┌────────

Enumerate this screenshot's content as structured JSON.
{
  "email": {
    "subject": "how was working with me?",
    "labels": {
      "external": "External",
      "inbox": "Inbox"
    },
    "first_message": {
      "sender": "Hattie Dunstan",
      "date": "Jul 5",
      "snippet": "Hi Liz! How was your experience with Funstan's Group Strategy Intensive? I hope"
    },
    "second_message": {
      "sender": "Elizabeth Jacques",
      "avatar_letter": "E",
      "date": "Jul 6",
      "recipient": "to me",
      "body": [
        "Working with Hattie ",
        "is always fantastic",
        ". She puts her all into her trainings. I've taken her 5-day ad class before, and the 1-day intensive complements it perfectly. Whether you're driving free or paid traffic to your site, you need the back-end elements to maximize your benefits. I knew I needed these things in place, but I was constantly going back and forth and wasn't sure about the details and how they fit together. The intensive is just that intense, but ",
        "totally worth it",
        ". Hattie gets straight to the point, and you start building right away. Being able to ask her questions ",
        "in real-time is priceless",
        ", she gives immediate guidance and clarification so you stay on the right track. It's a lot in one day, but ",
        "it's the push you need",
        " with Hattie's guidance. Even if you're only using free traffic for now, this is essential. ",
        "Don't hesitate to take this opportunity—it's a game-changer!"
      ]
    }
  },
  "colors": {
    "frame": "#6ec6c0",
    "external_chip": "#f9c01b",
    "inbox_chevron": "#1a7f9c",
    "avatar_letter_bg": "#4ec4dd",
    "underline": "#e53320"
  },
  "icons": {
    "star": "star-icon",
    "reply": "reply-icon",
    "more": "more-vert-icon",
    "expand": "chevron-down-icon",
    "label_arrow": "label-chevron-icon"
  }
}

└────────

**GOAL OF THE EXERCISE:**
Your answer should be one number: how many lines in the material above contain the string "right".

**EXERCISE ANSWER:**
2